Exercise requirements →
Restate every entry word for word.

** START OF Data extract **

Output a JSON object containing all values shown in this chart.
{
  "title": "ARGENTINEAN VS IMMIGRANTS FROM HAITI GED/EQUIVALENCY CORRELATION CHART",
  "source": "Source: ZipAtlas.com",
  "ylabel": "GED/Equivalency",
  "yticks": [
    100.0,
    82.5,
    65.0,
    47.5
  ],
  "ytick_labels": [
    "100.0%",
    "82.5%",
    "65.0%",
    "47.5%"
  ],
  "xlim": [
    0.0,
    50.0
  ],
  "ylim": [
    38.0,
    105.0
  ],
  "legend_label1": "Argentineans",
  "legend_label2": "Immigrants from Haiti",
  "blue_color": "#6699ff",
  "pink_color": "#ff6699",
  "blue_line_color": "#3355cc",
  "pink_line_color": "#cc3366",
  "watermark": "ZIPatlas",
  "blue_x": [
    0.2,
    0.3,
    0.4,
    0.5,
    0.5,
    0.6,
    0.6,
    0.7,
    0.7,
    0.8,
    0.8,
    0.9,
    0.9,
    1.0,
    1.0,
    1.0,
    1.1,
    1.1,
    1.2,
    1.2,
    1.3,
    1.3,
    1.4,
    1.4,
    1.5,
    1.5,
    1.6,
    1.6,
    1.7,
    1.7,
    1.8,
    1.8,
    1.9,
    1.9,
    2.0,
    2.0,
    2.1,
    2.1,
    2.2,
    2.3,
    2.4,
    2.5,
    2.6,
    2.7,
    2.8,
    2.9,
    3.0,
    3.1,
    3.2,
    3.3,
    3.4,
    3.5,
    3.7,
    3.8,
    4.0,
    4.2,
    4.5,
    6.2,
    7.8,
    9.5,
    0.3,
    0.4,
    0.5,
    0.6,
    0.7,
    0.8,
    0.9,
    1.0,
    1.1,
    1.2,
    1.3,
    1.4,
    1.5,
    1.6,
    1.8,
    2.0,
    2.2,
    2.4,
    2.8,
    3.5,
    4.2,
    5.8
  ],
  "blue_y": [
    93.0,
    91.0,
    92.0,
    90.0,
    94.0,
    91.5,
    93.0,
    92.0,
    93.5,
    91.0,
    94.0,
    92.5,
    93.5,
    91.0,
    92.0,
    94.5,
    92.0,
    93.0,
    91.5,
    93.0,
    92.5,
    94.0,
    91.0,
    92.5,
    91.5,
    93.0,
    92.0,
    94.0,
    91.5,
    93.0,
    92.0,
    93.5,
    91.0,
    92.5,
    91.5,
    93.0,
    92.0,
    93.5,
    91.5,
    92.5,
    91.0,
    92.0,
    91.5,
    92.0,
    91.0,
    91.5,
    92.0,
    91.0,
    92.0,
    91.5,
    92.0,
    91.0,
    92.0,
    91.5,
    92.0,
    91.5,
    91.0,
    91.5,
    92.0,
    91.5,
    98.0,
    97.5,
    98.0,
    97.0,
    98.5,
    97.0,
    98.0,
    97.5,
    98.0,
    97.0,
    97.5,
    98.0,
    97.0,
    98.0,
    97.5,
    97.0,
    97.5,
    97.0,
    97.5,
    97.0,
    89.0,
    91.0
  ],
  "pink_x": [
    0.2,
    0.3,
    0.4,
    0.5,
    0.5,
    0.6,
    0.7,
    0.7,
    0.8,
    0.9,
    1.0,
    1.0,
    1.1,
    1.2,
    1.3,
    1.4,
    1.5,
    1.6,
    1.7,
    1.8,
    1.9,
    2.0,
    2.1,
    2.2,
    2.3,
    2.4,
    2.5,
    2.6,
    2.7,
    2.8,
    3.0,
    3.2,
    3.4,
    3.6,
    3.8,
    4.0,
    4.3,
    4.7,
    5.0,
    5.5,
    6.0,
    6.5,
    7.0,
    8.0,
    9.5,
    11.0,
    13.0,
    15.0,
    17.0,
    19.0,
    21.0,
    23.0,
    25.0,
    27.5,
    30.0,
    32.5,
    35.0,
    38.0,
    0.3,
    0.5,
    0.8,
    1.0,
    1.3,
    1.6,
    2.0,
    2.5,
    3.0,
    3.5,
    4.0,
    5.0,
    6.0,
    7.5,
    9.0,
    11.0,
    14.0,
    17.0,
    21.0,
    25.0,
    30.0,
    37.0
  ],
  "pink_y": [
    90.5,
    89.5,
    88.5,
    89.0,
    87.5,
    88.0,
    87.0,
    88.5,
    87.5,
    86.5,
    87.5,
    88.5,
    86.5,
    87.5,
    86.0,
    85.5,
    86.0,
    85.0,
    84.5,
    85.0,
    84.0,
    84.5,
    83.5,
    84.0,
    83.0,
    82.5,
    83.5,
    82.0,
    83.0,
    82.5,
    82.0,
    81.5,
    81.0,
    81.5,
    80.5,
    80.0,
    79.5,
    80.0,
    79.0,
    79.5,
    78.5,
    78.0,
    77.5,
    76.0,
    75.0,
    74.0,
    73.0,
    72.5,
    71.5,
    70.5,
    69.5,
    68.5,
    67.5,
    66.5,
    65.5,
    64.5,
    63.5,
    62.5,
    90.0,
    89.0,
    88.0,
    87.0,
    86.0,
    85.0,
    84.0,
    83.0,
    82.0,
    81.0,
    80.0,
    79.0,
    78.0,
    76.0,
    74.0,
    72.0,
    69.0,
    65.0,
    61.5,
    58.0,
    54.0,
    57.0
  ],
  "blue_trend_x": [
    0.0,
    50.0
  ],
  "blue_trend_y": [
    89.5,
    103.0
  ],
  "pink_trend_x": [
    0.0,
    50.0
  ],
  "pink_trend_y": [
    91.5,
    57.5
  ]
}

** END OF Data extract **

Solution to the problem →
Output a JSON object containing all values shown in this chart.
{
  "title": "ARGENTINEAN VS IMMIGRANTS FROM HAITI GED/EQUIVALENCY CORRELATION CHART",
  "source": "Source: ZipAtlas.com",
  "ylabel": "GED/Equivalency",
  "yticks": [
    100.0,
    82.5,
    65.0,
    47.5
  ],
  "ytick_labels": [
    "100.0%",
    "82.5%",
    "65.0%",
    "47.5%"
  ],
  "xlim": [
    0.0,
    50.0
  ],
  "ylim": [
    38.0,
    105.0
  ],
  "legend_label1": "Argentineans",
  "legend_label2": "Immigrants from Haiti",
  "blue_color": "#6699ff",
  "pink_color": "#ff6699",
  "blue_line_color": "#3355cc",
  "pink_line_color": "#cc3366",
  "watermark": "ZIPatlas",
  "blue_x": [
    0.2,
    0.3,
    0.4,
    0.5,
    0.5,
    0.6,
    0.6,
    0.7,
    0.7,
    0.8,
    0.8,
    0.9,
    0.9,
    1.0,
    1.0,
    1.0,
    1.1,
    1.1,
    1.2,
    1.2,
    1.3,
    1.3,
    1.4,
    1.4,
    1.5,
    1.5,
    1.6,
    1.6,
    1.7,
    1.7,
    1.8,
    1.8,
    1.9,
    1.9,
    2.0,
    2.0,
    2.1,
    2.1,
    2.2,
    2.3,
    2.4,
    2.5,
    2.6,
    2.7,
    2.8,
    2.9,
    3.0,
    3.1,
    3.2,
    3.3,
    3.4,
    3.5,
    3.7,
    3.8,
    4.0,
    4.2,
    4.5,
    6.2,
    7.8,
    9.5,
    0.3,
    0.4,
    0.5,
    0.6,
    0.7,
    0.8,
    0.9,
    1.0,
    1.1,
    1.2,
    1.3,
    1.4,
    1.5,
    1.6,
    1.8,
    2.0,
    2.2,
    2.4,
    2.8,
    3.5,
    4.2,
    5.8
  ],
  "blue_y": [
    93.0,
    91.0,
    92.0,
    90.0,
    94.0,
    91.5,
    93.0,
    92.0,
    93.5,
    91.0,
    94.0,
    92.5,
    93.5,
    91.0,
    92.0,
    94.5,
    92.0,
    93.0,
    91.5,
    93.0,
    92.5,
    94.0,
    91.0,
    92.5,
    91.5,
    93.0,
    92.0,
    94.0,
    91.5,
    93.0,
    92.0,
    93.5,
    91.0,
    92.5,
    91.5,
    93.0,
    92.0,
    93.5,
    91.5,
    92.5,
    91.0,
    92.0,
    91.5,
    92.0,
    91.0,
    91.5,
    92.0,
    91.0,
    92.0,
    91.5,
    92.0,
    91.0,
    92.0,
    91.5,
    92.0,
    91.5,
    91.0,
    91.5,
    92.0,
    91.5,
    98.0,
    97.5,
    98.0,
    97.0,
    98.5,
    97.0,
    98.0,
    97.5,
    98.0,
    97.0,
    97.5,
    98.0,
    97.0,
    98.0,
    97.5,
    97.0,
    97.5,
    97.0,
    97.5,
    97.0,
    89.0,
    91.0
  ],
  "pink_x": [
    0.2,
    0.3,
    0.4,
    0.5,
    0.5,
    0.6,
    0.7,
    0.7,
    0.8,
    0.9,
    1.0,
    1.0,
    1.1,
    1.2,
    1.3,
    1.4,
    1.5,
    1.6,
    1.7,
    1.8,
    1.9,
    2.0,
    2.1,
    2.2,
    2.3,
    2.4,
    2.5,
    2.6,
    2.7,
    2.8,
    3.0,
    3.2,
    3.4,
    3.6,
    3.8,
    4.0,
    4.3,
    4.7,
    5.0,
    5.5,
    6.0,
    6.5,
    7.0,
    8.0,
    9.5,
    11.0,
    13.0,
    15.0,
    17.0,
    19.0,
    21.0,
    23.0,
    25.0,
    27.5,
    30.0,
    32.5,
    35.0,
    38.0,
    0.3,
    0.5,
    0.8,
    1.0,
    1.3,
    1.6,
    2.0,
    2.5,
    3.0,
    3.5,
    4.0,
    5.0,
    6.0,
    7.5,
    9.0,
    11.0,
    14.0,
    17.0,
    21.0,
    25.0,
    30.0,
    37.0
  ],
  "pink_y": [
    90.5,
    89.5,
    88.5,
    89.0,
    87.5,
    88.0,
    87.0,
    88.5,
    87.5,
    86.5,
    87.5,
    88.5,
    86.5,
    87.5,
    86.0,
    85.5,
    86.0,
    85.0,
    84.5,
    85.0,
    84.0,
    84.5,
    83.5,
    84.0,
    83.0,
    82.5,
    83.5,
    82.0,
    83.0,
    82.5,
    82.0,
    81.5,
    81.0,
    81.5,
    80.5,
    80.0,
    79.5,
    80.0,
    79.0,
    79.5,
    78.5,
    78.0,
    77.5,
    76.0,
    75.0,
    74.0,
    73.0,
    72.5,
    71.5,
    70.5,
    69.5,
    68.5,
    67.5,
    66.5,
    65.5,
    64.5,
    63.5,
    62.5,
    90.0,
    89.0,
    88.0,
    87.0,
    86.0,
    85.0,
    84.0,
    83.0,
    82.0,
    81.0,
    80.0,
    79.0,
    78.0,
    76.0,
    74.0,
    72.0,
    69.0,
    65.0,
    61.5,
    58.0,
    54.0,
    57.0
  ],
  "blue_trend_x": [
    0.0,
    50.0
  ],
  "blue_trend_y": [
    89.5,
    103.0
  ],
  "pink_trend_x": [
    0.0,
    50.0
  ],
  "pink_trend_y": [
    91.5,
    57.5
  ]
}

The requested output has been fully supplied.